## [Assignment]
From the records that follow, copy every line that contains the word "amount".

**** Dataset excerpts

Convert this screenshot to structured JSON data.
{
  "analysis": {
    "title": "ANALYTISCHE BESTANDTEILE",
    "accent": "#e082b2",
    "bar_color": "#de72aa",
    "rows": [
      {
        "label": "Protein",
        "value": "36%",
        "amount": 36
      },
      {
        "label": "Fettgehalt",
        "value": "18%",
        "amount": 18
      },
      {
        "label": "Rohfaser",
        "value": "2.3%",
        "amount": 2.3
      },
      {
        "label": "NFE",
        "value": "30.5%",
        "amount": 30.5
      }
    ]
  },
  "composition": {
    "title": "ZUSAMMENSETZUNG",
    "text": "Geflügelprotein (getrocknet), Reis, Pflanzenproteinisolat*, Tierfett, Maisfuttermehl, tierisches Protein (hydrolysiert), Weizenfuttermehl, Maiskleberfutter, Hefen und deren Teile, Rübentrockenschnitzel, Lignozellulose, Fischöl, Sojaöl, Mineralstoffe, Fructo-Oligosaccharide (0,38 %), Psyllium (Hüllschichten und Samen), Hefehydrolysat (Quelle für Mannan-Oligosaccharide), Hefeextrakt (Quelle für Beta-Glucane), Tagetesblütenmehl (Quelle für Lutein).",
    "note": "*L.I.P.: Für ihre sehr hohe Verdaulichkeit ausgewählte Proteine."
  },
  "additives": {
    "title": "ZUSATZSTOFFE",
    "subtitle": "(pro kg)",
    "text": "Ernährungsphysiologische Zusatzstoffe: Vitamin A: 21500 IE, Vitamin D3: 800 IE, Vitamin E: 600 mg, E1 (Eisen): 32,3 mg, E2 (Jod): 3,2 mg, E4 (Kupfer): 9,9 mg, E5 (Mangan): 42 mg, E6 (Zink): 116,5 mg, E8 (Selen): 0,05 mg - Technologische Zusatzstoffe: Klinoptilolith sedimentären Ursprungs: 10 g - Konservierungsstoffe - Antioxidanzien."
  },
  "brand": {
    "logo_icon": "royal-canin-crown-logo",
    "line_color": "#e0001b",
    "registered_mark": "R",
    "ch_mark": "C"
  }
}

********

## [Exercise response]
        "amount": 36
        "amount": 18
        "amount": 2.3
        "amount": 30.5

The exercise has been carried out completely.